▶ **TASK DESCRIPTION**:
Extract every line where the string "النفس" appears.

----

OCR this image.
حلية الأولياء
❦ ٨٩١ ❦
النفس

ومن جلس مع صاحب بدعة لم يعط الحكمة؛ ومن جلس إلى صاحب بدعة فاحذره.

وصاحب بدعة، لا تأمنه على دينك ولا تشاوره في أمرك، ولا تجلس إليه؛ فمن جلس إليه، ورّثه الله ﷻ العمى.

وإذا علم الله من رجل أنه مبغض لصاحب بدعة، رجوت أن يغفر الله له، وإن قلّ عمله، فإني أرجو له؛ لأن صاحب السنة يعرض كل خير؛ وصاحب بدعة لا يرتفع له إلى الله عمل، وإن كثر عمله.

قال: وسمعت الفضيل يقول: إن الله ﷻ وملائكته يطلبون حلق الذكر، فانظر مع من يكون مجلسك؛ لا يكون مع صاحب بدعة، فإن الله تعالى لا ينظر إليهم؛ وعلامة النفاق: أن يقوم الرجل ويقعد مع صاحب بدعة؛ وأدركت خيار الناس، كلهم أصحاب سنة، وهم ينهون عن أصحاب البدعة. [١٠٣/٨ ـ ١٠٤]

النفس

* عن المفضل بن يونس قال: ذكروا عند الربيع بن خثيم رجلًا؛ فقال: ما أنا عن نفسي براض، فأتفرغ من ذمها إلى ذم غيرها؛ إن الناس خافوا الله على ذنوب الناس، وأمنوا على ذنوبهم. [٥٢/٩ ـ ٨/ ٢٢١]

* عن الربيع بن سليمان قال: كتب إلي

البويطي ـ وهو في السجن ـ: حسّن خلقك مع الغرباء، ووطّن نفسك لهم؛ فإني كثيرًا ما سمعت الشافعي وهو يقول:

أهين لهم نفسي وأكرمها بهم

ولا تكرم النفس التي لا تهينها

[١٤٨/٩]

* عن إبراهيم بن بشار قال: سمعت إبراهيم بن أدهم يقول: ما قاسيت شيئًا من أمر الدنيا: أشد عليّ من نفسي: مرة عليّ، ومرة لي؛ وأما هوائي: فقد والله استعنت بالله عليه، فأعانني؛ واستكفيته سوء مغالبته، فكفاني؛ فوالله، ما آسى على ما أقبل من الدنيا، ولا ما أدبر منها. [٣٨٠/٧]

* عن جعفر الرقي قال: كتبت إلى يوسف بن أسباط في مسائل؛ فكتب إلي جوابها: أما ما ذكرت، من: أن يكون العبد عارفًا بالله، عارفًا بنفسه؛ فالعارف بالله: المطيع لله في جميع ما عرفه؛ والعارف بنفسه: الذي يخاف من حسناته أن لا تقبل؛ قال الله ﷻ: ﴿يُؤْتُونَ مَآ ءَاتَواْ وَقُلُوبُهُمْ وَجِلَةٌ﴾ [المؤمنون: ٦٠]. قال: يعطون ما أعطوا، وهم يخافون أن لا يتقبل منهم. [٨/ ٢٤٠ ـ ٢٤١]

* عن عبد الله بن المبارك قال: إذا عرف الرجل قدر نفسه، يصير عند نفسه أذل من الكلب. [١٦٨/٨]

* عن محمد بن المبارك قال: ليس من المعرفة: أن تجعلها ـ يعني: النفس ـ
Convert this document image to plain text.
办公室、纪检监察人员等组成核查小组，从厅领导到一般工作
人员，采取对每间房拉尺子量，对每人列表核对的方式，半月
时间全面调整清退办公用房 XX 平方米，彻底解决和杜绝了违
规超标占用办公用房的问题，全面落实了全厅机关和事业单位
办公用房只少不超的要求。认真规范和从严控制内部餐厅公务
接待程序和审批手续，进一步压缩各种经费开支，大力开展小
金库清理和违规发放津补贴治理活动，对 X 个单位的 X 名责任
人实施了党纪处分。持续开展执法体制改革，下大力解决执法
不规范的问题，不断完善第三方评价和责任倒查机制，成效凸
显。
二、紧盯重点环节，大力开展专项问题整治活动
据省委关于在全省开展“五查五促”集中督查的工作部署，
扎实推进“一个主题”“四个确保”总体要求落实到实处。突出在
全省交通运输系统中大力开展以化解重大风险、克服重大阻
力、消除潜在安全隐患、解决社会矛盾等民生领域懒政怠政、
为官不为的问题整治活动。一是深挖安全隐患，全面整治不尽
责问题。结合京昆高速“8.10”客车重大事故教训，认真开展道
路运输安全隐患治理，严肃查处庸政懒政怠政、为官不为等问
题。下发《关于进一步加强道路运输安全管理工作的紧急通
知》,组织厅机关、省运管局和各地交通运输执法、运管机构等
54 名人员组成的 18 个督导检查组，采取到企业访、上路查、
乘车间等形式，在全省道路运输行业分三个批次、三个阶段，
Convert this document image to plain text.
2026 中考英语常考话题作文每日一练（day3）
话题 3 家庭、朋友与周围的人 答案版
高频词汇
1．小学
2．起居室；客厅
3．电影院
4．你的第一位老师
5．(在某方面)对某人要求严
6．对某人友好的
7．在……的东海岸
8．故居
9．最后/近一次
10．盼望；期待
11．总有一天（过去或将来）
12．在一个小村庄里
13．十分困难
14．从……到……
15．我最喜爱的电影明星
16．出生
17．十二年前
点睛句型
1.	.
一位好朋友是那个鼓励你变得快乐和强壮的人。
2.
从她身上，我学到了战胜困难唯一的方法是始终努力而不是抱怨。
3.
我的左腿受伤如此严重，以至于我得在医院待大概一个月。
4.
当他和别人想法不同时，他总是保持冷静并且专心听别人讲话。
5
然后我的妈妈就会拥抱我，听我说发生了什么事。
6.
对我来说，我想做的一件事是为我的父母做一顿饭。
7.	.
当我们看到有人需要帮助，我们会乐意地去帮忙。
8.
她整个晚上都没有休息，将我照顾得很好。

----

▶ **WORKED ANSWER**:
النفس
النفس
ولا تكرم النفس التي لا تهينها
* عن محمد بن المبارك قال: ليس من المعرفة: أن تجعلها ـ يعني: النفس ـ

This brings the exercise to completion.